Count each line below that has "find" anywhere in it. Answer with the total alone.

■ ■ ■

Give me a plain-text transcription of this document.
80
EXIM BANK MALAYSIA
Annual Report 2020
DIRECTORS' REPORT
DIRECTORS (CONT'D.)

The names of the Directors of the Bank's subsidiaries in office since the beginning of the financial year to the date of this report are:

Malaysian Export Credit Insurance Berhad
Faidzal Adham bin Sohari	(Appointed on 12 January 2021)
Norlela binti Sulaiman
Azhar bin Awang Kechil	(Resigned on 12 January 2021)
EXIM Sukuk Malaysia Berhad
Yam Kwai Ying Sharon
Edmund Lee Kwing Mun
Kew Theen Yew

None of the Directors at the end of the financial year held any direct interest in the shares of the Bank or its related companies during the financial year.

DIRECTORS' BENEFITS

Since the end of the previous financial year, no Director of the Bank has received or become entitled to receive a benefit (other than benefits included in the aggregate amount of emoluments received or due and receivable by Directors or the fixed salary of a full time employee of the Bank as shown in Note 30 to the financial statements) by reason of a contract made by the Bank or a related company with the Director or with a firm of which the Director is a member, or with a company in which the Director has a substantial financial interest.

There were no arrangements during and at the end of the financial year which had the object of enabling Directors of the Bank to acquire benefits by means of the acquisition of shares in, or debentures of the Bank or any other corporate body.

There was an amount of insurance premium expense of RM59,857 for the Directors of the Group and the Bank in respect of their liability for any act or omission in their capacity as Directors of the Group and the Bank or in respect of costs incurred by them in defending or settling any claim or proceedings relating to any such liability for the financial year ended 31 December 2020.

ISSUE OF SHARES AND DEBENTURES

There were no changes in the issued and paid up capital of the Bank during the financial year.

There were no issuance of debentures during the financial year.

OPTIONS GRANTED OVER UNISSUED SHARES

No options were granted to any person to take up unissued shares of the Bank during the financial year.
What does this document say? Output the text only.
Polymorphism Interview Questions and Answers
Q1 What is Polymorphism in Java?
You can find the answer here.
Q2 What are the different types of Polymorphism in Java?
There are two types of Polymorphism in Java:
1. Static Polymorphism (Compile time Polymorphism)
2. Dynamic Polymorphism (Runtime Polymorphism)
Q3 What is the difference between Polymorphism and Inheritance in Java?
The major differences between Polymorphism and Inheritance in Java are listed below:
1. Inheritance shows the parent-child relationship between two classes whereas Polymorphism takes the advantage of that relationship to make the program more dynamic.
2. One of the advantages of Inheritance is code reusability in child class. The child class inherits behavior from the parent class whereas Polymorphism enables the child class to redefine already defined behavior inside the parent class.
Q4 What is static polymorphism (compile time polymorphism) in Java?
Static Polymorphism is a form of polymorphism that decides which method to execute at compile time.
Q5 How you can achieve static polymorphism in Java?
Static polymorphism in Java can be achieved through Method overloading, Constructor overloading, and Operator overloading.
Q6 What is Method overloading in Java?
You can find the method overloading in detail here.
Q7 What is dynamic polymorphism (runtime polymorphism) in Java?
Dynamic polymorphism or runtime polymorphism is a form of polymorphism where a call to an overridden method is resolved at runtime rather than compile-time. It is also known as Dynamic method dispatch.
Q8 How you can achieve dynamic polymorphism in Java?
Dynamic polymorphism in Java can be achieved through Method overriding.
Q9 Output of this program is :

■ ■ ■

Answer ->
2